Work to be completed> Look through the data below. Pick out the lines holding the string "this".

Items>
## Begin

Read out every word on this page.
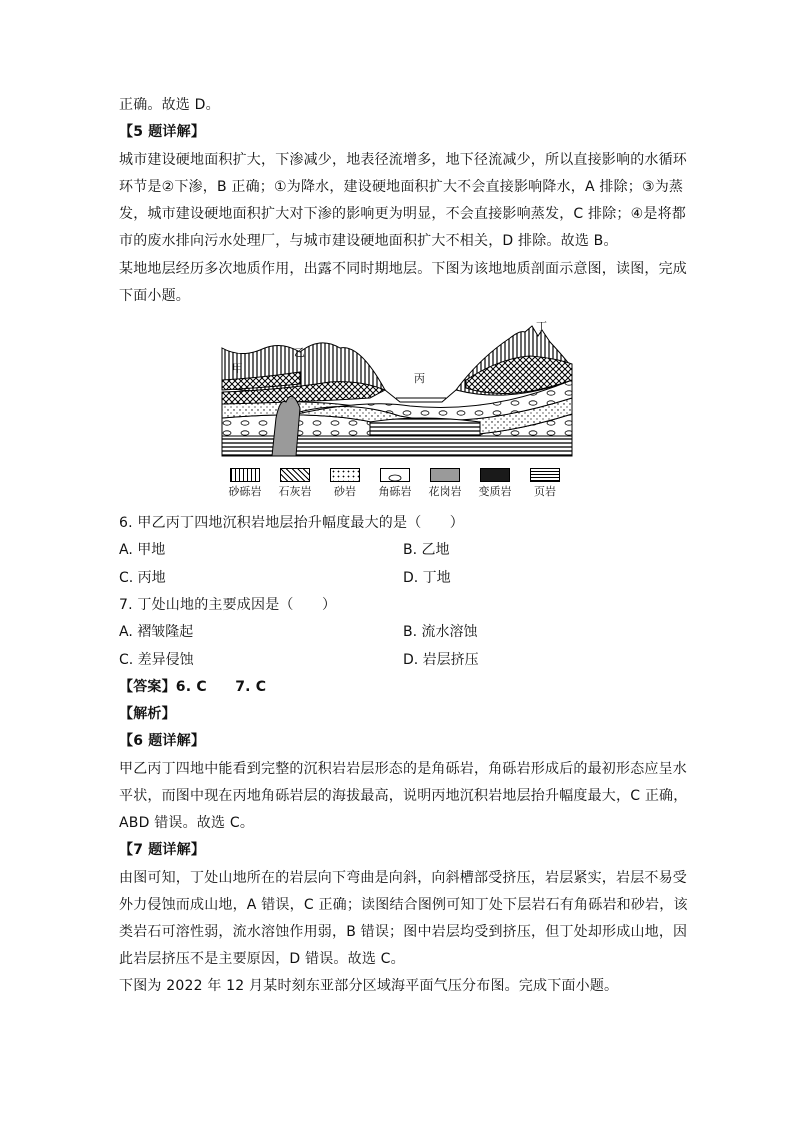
正确。故选 D。
【5 题详解】
城市建设硬地面积扩大，下渗减少，地表径流增多，地下径流减少，所以直接影响的水循环
环节是②下渗，B 正确；①为降水，建设硬地面积扩大不会直接影响降水，A 排除；③为蒸
发，城市建设硬地面积扩大对下渗的影响更为明显，不会直接影响蒸发，C 排除；④是将都
市的废水排向污水处理厂，与城市建设硬地面积扩大不相关，D 排除。故选 B。
某地地层经历多次地质作用，出露不同时期地层。下图为该地地质剖面示意图，读图，完成
下面小题。
甲
乙
丙
丁
砂砾岩	石灰岩	砂岩	角砾岩	花岗岩	变质岩	页岩
6. 甲乙丙丁四地沉积岩地层抬升幅度最大的是（　　）
A. 甲地	B. 乙地
C. 丙地	D. 丁地
7. 丁处山地的主要成因是（　　）
A. 褶皱隆起	B. 流水溶蚀
C. 差异侵蚀	D. 岩层挤压
【答案】6. C　　7. C
【解析】
【6 题详解】
甲乙丙丁四地中能看到完整的沉积岩岩层形态的是角砾岩，角砾岩形成后的最初形态应呈水
平状，而图中现在丙地角砾岩层的海拔最高，说明丙地沉积岩地层抬升幅度最大，C 正确，
ABD 错误。故选 C。
【7 题详解】
由图可知，丁处山地所在的岩层向下弯曲是向斜，向斜槽部受挤压，岩层紧实，岩层不易受
外力侵蚀而成山地，A 错误，C 正确；读图结合图例可知丁处下层岩石有角砾岩和砂岩，该
类岩石可溶性弱，流水溶蚀作用弱，B 错误；图中岩层均受到挤压，但丁处却形成山地，因
此岩层挤压不是主要原因，D 错误。故选 C。
下图为 2022 年 12 月某时刻东亚部分区域海平面气压分布图。完成下面小题。
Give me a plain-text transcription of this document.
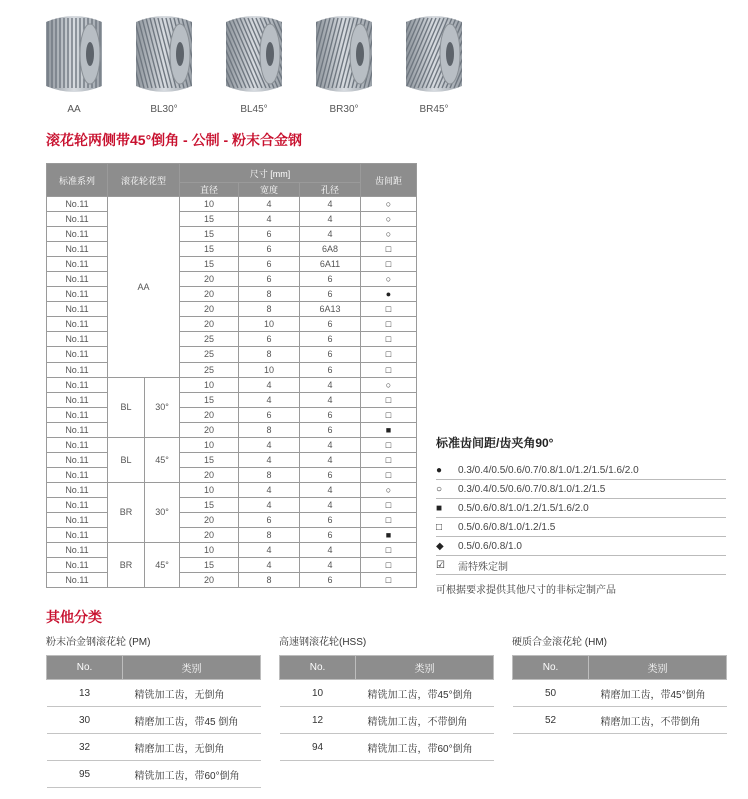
AA	BL30°	BL45°	BR30°	BR45°
滚花轮两侧带45°倒角 - 公制 - 粉末合金钢
标准系列	滚花轮花型		尺寸 [mm]			齿间距
			直径	宽度	孔径	
No.11	AA		10	4	4	○
No.11			15	4	4	○
No.11			15	6	4	○
No.11			15	6	6A8	□
No.11			15	6	6A11	□
No.11			20	6	6	○
No.11			20	8	6	●
No.11			20	8	6A13	□
No.11			20	10	6	□
No.11			25	6	6	□
No.11			25	8	6	□
No.11			25	10	6	□
No.11	BL	30°	10	4	4	○
No.11			15	4	4	□
No.11			20	6	6	□
No.11			20	8	6	■
No.11	BL	45°	10	4	4	□
No.11			15	4	4	□
No.11			20	8	6	□
No.11	BR	30°	10	4	4	○
No.11			15	4	4	□
No.11			20	6	6	□
No.11			20	8	6	■
No.11	BR	45°	10	4	4	□
No.11			15	4	4	□
No.11			20	8	6	□
标准齿间距/齿夹角90°
●	0.3/0.4/0.5/0.6/0.7/0.8/1.0/1.2/1.5/1.6/2.0
○	0.3/0.4/0.5/0.6/0.7/0.8/1.0/1.2/1.5
■	0.5/0.6/0.8/1.0/1.2/1.5/1.6/2.0
□	0.5/0.6/0.8/1.0/1.2/1.5
◆	0.5/0.6/0.8/1.0
☑	需特殊定制
可根据要求提供其他尺寸的非标定制产品
其他分类
粉末冶金钢滚花轮 (PM)
No.	类别
13	精铣加工齿，无倒角
30	精磨加工齿，带45 倒角
32	精磨加工齿，无倒角
95	精铣加工齿，带60°倒角
高速钢滚花轮(HSS)
No.	类别
10	精铣加工齿，带45°倒角
12	精铣加工齿，不带倒角
94	精铣加工齿，带60°倒角
硬质合金滚花轮 (HM)
No.	类别
50	精磨加工齿，带45°倒角
52	精磨加工齿，不带倒角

## End

The output>
Read out every word on this page.
Give me a plain-text transcription of this document.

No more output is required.